- What is asked
Report every line in the listing below where the string "each" shows up.

- Data rows
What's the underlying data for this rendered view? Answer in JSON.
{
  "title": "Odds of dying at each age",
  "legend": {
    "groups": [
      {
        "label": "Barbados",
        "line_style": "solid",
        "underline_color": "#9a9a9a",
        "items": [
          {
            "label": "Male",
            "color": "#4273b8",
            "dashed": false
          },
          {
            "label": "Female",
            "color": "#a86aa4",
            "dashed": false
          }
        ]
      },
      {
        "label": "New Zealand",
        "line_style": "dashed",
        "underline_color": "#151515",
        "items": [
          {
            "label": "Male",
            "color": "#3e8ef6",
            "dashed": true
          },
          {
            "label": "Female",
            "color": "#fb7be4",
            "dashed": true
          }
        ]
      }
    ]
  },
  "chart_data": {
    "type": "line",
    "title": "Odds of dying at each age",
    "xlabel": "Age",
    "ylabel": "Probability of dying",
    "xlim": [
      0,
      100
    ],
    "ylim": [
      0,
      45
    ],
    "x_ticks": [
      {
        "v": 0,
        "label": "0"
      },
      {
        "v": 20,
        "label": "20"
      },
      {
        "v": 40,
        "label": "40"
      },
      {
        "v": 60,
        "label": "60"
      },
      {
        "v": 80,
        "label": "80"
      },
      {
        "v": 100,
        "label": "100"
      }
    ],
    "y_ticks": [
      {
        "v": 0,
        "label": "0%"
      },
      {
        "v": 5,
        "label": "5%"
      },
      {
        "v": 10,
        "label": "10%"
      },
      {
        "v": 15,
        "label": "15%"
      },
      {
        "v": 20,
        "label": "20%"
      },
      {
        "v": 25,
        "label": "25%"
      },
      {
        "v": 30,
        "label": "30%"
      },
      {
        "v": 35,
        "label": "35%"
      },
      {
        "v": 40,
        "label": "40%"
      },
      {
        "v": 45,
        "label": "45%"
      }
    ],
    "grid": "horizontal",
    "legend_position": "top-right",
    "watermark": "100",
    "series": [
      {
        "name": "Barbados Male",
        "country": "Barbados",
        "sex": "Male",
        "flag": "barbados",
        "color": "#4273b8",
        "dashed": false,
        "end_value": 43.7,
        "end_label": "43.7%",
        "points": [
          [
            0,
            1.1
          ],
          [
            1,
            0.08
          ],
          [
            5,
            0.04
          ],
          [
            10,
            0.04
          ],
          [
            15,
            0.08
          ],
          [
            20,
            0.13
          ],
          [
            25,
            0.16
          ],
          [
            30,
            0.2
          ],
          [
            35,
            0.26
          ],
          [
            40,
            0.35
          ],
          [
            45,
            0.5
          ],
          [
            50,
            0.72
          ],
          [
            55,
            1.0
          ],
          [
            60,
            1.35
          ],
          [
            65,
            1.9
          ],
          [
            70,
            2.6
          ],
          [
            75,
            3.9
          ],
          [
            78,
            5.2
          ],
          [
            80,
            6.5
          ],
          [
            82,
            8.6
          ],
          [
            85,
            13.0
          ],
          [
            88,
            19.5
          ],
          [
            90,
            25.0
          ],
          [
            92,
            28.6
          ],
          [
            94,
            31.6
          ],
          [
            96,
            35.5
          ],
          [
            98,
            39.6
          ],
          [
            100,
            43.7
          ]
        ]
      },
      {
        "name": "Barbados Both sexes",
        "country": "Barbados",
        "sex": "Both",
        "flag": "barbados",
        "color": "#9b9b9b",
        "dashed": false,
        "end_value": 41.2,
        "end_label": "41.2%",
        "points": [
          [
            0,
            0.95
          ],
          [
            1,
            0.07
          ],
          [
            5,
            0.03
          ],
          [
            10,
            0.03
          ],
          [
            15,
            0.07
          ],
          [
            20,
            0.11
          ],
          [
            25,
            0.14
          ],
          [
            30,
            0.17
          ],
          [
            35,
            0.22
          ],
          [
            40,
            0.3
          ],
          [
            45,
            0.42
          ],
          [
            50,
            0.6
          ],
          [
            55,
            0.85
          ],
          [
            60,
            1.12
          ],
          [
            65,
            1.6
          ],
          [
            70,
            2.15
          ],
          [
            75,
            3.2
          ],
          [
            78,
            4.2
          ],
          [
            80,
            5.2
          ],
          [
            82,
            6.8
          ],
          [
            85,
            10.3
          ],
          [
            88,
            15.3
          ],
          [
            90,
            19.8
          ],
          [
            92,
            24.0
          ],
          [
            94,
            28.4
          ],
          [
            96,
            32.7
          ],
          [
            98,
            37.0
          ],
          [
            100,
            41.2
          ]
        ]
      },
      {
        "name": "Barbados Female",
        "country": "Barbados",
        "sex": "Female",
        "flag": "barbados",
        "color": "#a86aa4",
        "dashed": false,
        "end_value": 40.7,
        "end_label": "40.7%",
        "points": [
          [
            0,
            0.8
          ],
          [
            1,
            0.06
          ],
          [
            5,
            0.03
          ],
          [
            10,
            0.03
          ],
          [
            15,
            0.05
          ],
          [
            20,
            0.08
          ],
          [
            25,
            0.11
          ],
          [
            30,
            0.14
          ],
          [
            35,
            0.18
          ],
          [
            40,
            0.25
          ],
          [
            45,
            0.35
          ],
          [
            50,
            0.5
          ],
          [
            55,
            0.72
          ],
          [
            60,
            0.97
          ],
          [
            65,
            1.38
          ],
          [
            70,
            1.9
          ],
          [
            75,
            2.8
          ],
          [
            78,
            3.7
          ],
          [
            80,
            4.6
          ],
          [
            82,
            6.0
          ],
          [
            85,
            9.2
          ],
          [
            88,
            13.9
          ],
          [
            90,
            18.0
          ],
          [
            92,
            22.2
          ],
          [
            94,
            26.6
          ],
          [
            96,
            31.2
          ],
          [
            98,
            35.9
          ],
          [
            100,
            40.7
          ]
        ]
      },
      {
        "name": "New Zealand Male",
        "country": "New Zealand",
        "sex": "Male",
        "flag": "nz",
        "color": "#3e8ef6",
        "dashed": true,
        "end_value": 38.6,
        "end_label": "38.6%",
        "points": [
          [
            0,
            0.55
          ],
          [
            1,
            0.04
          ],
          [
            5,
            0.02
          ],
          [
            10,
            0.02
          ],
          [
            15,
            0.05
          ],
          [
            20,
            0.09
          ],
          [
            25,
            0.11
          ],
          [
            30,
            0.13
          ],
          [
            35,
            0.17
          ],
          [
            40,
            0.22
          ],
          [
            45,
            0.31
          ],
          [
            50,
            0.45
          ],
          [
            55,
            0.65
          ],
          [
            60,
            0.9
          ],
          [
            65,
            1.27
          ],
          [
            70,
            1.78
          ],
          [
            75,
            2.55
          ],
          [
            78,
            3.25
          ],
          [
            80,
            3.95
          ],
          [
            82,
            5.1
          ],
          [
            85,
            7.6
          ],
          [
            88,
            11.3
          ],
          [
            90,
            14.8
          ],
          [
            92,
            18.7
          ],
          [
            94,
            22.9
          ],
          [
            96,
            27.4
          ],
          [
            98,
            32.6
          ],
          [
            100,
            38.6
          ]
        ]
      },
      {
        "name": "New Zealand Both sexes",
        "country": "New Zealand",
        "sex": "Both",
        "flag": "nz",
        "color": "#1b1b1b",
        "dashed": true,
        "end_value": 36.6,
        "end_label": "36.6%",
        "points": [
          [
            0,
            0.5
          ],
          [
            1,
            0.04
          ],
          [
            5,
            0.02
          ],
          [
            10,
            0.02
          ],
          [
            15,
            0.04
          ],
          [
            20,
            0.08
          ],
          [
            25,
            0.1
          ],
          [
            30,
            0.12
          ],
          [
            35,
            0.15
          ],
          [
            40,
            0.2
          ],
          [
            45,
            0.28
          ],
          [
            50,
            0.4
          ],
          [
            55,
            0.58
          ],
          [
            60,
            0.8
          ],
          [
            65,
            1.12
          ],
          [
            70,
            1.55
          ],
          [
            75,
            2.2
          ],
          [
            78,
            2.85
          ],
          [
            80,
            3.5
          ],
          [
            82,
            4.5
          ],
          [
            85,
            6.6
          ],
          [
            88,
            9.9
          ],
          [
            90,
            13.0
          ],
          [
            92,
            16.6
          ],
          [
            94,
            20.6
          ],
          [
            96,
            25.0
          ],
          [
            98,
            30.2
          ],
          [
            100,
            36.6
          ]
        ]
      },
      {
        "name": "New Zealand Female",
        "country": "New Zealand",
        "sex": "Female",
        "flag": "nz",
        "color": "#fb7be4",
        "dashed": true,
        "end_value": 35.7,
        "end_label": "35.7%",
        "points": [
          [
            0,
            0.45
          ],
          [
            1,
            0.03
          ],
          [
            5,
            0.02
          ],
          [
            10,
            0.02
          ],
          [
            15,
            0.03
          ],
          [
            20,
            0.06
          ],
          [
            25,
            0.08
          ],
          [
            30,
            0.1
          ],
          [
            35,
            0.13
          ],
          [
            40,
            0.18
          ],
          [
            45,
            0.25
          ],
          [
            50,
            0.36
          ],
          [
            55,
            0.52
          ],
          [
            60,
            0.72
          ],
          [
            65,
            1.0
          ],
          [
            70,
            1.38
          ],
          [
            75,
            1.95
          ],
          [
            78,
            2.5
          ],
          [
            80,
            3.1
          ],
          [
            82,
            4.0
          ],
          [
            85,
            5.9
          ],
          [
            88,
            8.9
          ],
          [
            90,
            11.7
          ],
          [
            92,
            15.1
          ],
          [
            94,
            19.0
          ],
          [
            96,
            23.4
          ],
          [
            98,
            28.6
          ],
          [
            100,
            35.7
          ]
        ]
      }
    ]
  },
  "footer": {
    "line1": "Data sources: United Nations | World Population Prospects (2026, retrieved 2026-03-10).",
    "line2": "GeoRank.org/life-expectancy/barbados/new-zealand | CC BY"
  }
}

- Solution for this exercise
  "title": "Odds of dying at each age",
    "title": "Odds of dying at each age",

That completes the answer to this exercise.